Reproduce the records below exactly as they appear.

[Stored data entries]
——————————

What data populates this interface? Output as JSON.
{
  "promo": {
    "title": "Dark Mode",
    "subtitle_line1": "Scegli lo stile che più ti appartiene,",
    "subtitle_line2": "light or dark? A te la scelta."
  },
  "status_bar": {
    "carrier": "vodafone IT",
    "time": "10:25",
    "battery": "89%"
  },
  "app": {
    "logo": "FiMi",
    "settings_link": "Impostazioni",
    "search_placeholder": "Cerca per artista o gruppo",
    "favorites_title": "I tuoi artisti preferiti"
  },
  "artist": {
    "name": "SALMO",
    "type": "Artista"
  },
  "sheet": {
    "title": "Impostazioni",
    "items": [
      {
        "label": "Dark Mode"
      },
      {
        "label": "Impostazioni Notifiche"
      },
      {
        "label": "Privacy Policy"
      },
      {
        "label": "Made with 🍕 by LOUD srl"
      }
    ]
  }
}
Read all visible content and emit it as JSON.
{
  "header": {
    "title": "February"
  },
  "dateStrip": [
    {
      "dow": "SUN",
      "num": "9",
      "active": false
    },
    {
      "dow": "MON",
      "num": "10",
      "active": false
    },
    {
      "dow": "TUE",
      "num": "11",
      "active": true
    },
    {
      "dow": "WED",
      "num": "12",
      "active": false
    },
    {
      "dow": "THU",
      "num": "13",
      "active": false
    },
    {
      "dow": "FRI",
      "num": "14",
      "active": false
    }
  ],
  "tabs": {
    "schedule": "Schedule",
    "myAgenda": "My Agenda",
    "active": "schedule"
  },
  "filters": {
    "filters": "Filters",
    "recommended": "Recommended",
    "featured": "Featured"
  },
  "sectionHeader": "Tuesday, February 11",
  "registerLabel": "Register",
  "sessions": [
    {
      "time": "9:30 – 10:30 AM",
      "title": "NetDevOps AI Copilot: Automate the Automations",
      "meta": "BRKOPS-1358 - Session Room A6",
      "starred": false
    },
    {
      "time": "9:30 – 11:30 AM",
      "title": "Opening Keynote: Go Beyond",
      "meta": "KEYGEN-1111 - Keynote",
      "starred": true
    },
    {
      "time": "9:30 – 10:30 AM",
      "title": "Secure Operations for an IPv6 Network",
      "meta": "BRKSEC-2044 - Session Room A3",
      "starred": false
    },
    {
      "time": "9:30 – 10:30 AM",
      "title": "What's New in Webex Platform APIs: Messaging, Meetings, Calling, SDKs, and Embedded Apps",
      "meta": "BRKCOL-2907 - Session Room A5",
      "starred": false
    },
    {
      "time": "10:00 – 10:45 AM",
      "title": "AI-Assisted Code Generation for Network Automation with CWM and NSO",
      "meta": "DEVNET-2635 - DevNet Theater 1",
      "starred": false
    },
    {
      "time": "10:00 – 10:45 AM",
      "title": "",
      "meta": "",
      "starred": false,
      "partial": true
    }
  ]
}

——————————

TASK OUTPUT:
What data populates this interface? Output as JSON.
{
  "promo": {
    "title": "Dark Mode",
    "subtitle_line1": "Scegli lo stile che più ti appartiene,",
    "subtitle_line2": "light or dark? A te la scelta."
  },
  "status_bar": {
    "carrier": "vodafone IT",
    "time": "10:25",
    "battery": "89%"
  },
  "app": {
    "logo": "FiMi",
    "settings_link": "Impostazioni",
    "search_placeholder": "Cerca per artista o gruppo",
    "favorites_title": "I tuoi artisti preferiti"
  },
  "artist": {
    "name": "SALMO",
    "type": "Artista"
  },
  "sheet": {
    "title": "Impostazioni",
    "items": [
      {
        "label": "Dark Mode"
      },
      {
        "label": "Impostazioni Notifiche"
      },
      {
        "label": "Privacy Policy"
      },
      {
        "label": "Made with 🍕 by LOUD srl"
      }
    ]
  }
}
Read all visible content and emit it as JSON.
{
  "header": {
    "title": "February"
  },
  "dateStrip": [
    {
      "dow": "SUN",
      "num": "9",
      "active": false
    },
    {
      "dow": "MON",
      "num": "10",
      "active": false
    },
    {
      "dow": "TUE",
      "num": "11",
      "active": true
    },
    {
      "dow": "WED",
      "num": "12",
      "active": false
    },
    {
      "dow": "THU",
      "num": "13",
      "active": false
    },
    {
      "dow": "FRI",
      "num": "14",
      "active": false
    }
  ],
  "tabs": {
    "schedule": "Schedule",
    "myAgenda": "My Agenda",
    "active": "schedule"
  },
  "filters": {
    "filters": "Filters",
    "recommended": "Recommended",
    "featured": "Featured"
  },
  "sectionHeader": "Tuesday, February 11",
  "registerLabel": "Register",
  "sessions": [
    {
      "time": "9:30 – 10:30 AM",
      "title": "NetDevOps AI Copilot: Automate the Automations",
      "meta": "BRKOPS-1358 - Session Room A6",
      "starred": false
    },
    {
      "time": "9:30 – 11:30 AM",
      "title": "Opening Keynote: Go Beyond",
      "meta": "KEYGEN-1111 - Keynote",
      "starred": true
    },
    {
      "time": "9:30 – 10:30 AM",
      "title": "Secure Operations for an IPv6 Network",
      "meta": "BRKSEC-2044 - Session Room A3",
      "starred": false
    },
    {
      "time": "9:30 – 10:30 AM",
      "title": "What's New in Webex Platform APIs: Messaging, Meetings, Calling, SDKs, and Embedded Apps",
      "meta": "BRKCOL-2907 - Session Room A5",
      "starred": false
    },
    {
      "time": "10:00 – 10:45 AM",
      "title": "AI-Assisted Code Generation for Network Automation with CWM and NSO",
      "meta": "DEVNET-2635 - DevNet Theater 1",
      "starred": false
    },
    {
      "time": "10:00 – 10:45 AM",
      "title": "",
      "meta": "",
      "starred": false,
      "partial": true
    }
  ]
}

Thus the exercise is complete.